start The data

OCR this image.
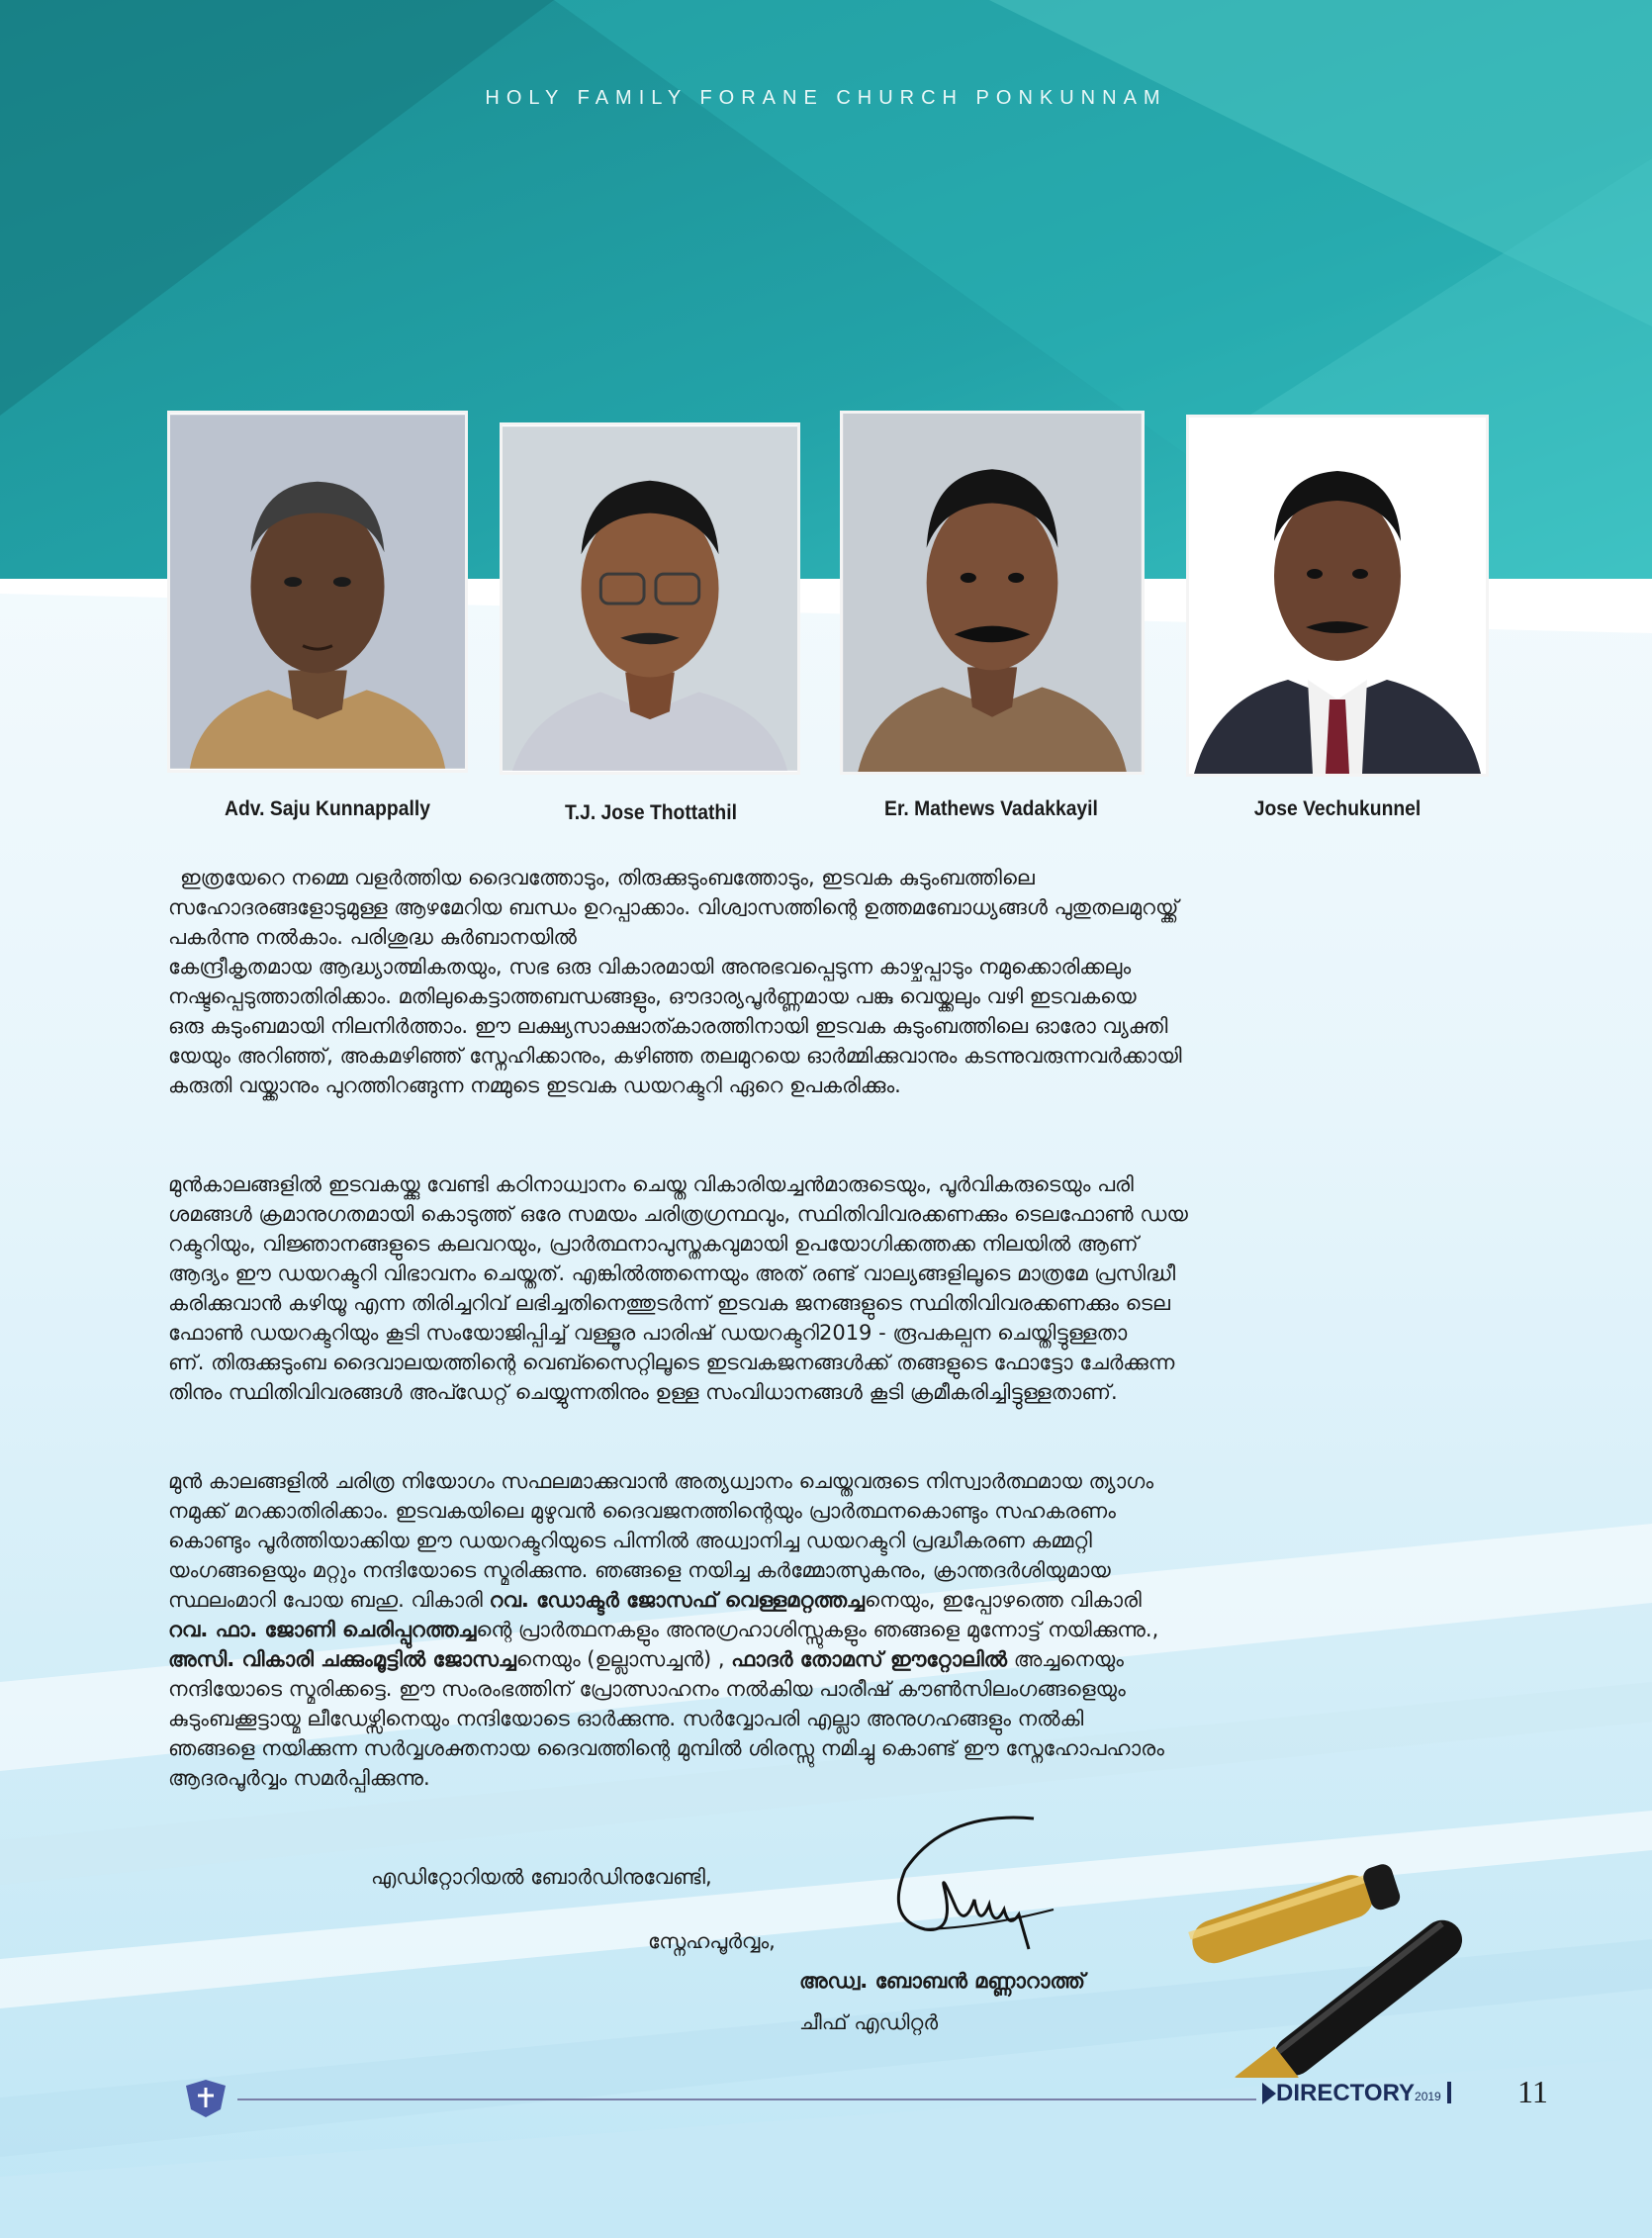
HOLY FAMILY FORANE CHURCH PONKUNNAM
Adv. Saju Kunnappally	T.J. Jose Thottathil	Er. Mathews Vadakkayil	Jose Vechukunnel

ഇത്രയേറെ നമ്മെ വളർത്തിയ ദൈവത്തോടും, തിരുക്കുടുംബത്തോടും, ഇടവക കുടുംബത്തിലെ

സഹോദരങ്ങളോടുമുള്ള ആഴമേറിയ ബന്ധം ഉറപ്പാക്കാം. വിശ്വാസത്തിന്റെ ഉത്തമബോധ്യങ്ങൾ പുതുതലമുറയ്ക്ക്

പകർന്നു നൽകാം. പരിശുദ്ധ കുർബാനയിൽ

കേന്ദ്രീകൃതമായ ആദ്ധ്യാത്മികതയും, സഭ ഒരു വികാരമായി അനുഭവപ്പെടുന്ന കാഴ്ചപ്പാടും നമുക്കൊരിക്കലും

നഷ്ടപ്പെടുത്താതിരിക്കാം. മതിലുകെട്ടാത്തബന്ധങ്ങളും, ഔദാര്യപൂർണ്ണമായ പങ്കു വെയ്ക്കലും വഴി ഇടവകയെ

ഒരു കുടുംബമായി നിലനിർത്താം. ഈ ലക്ഷ്യസാക്ഷാത്കാരത്തിനായി ഇടവക കുടുംബത്തിലെ ഓരോ വ്യക്തി

യേയും അറിഞ്ഞ്, അകമഴിഞ്ഞ് സ്നേഹിക്കാനും, കഴിഞ്ഞ തലമുറയെ ഓർമ്മിക്കുവാനും കടന്നുവരുന്നവർക്കായി

കരുതി വയ്ക്കാനും പുറത്തിറങ്ങുന്ന നമ്മുടെ ഇടവക ഡയറക്ടറി ഏറെ ഉപകരിക്കും.

മുൻകാലങ്ങളിൽ ഇടവകയ്ക്കു വേണ്ടി കഠിനാധ്വാനം ചെയ്ത വികാരിയച്ചൻമാരുടെയും, പൂർവികരുടെയും പരി

ശമങ്ങൾ ക്രമാനുഗതമായി കൊടുത്ത് ഒരേ സമയം ചരിത്രഗ്രന്ഥവും, സ്ഥിതിവിവരക്കണക്കും ടെലഫോൺ ഡയ

റക്ടറിയും, വിജ്ഞാനങ്ങളുടെ കലവറയും, പ്രാർത്ഥനാപുസ്തകവുമായി ഉപയോഗിക്കത്തക്ക നിലയിൽ ആണ്

ആദ്യം ഈ ഡയറക്ടറി വിഭാവനം ചെയ്തത്. എങ്കിൽത്തന്നെയും അത് രണ്ട് വാല്യങ്ങളിലൂടെ മാത്രമേ പ്രസിദ്ധീ

കരിക്കുവാൻ കഴിയൂ എന്ന തിരിച്ചറിവ് ലഭിച്ചതിനെത്തുടർന്ന് ഇടവക ജനങ്ങളുടെ സ്ഥിതിവിവരക്കണക്കും ടെല

ഫോൺ ഡയറക്ടറിയും കൂടി സംയോജിപ്പിച്ച് വള്ളൂര പാരിഷ് ഡയറക്ടറി2019 - രൂപകല്പന ചെയ്തിട്ടുള്ളതാ

ണ്. തിരുക്കുടുംബ ദൈവാലയത്തിന്റെ വെബ്സൈറ്റിലൂടെ ഇടവകജനങ്ങൾക്ക് തങ്ങളുടെ ഫോട്ടോ ചേർക്കുന്ന

തിനും സ്ഥിതിവിവരങ്ങൾ അപ്ഡേറ്റ് ചെയ്യുന്നതിനും ഉള്ള സംവിധാനങ്ങൾ കൂടി ക്രമീകരിച്ചിട്ടുള്ളതാണ്.

മുൻ കാലങ്ങളിൽ ചരിത്ര നിയോഗം സഫലമാക്കുവാൻ അത്യധ്വാനം ചെയ്തവരുടെ നിസ്വാർത്ഥമായ ത്യാഗം

നമുക്ക് മറക്കാതിരിക്കാം. ഇടവകയിലെ മുഴുവൻ ദൈവജനത്തിന്റെയും പ്രാർത്ഥനകൊണ്ടും സഹകരണം

കൊണ്ടും പൂർത്തിയാക്കിയ ഈ ഡയറക്ടറിയുടെ പിന്നിൽ അധ്വാനിച്ച ഡയറക്ടറി പ്രദ്ധീകരണ കമ്മറ്റി

യംഗങ്ങളെയും മറ്റും നന്ദിയോടെ സ്മരിക്കുന്നു. ഞങ്ങളെ നയിച്ച കർമ്മോത്സുകനും, ക്രാന്തദർശിയുമായ

സ്ഥലംമാറി പോയ ബഹു. വികാരി റവ. ഡോക്ടർ ജോസഫ് വെള്ളമറ്റത്തച്ചനെയും, ഇപ്പോഴത്തെ വികാരി

റവ. ഫാ. ജോണി ചെരിപ്പുറത്തച്ചന്റെ പ്രാർത്ഥനകളും അനുഗ്രഹാശിസ്സുകളും ഞങ്ങളെ മുന്നോട്ട് നയിക്കുന്നു.,

അസി. വികാരി ചക്കുംമൂട്ടിൽ ജോസച്ചനെയും (ഉല്ലാസച്ചൻ) , ഫാദർ തോമസ് ഈറ്റോലിൽ അച്ചനെയും

നന്ദിയോടെ സ്മരിക്കട്ടെ. ഈ സംരംഭത്തിന് പ്രോത്സാഹനം നൽകിയ പാരീഷ് കൗൺസിലംഗങ്ങളെയും

കുടുംബക്കൂട്ടായ്മ ലീഡേഴ്സിനെയും നന്ദിയോടെ ഓർക്കുന്നു. സർവ്വോപരി എല്ലാ അനുഗഹങ്ങളും നൽകി

ഞങ്ങളെ നയിക്കുന്ന സർവ്വശക്തനായ ദൈവത്തിന്റെ മുമ്പിൽ ശിരസ്സു നമിച്ചു കൊണ്ട് ഈ സ്നേഹോപഹാരം

ആദരപൂർവ്വം സമർപ്പിക്കുന്നു.

എഡിറ്റോറിയൽ ബോർഡിനുവേണ്ടി,
സ്നേഹപൂർവ്വം,
അഡ്വ. ബോബൻ മണ്ണാറാത്ത്
ചീഫ് എഡിറ്റർ
DIRECTORY2019	11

end The data

Brief: Report each line in the preceding entries that holds the string "ഡയറക".

Result:
കരുതി വയ്ക്കാനും പുറത്തിറങ്ങുന്ന നമ്മുടെ ഇടവക ഡയറക്ടറി ഏറെ ഉപകരിക്കും.
ആദ്യം ഈ ഡയറക്ടറി വിഭാവനം ചെയ്തത്. എങ്കിൽത്തന്നെയും അത് രണ്ട് വാല്യങ്ങളിലൂടെ മാത്രമേ പ്രസിദ്ധീ
ഫോൺ ഡയറക്ടറിയും കൂടി സംയോജിപ്പിച്ച് വള്ളൂര പാരിഷ് ഡയറക്ടറി2019 - രൂപകല്പന ചെയ്തിട്ടുള്ളതാ
കൊണ്ടും പൂർത്തിയാക്കിയ ഈ ഡയറക്ടറിയുടെ പിന്നിൽ അധ്വാനിച്ച ഡയറക്ടറി പ്രദ്ധീകരണ കമ്മറ്റി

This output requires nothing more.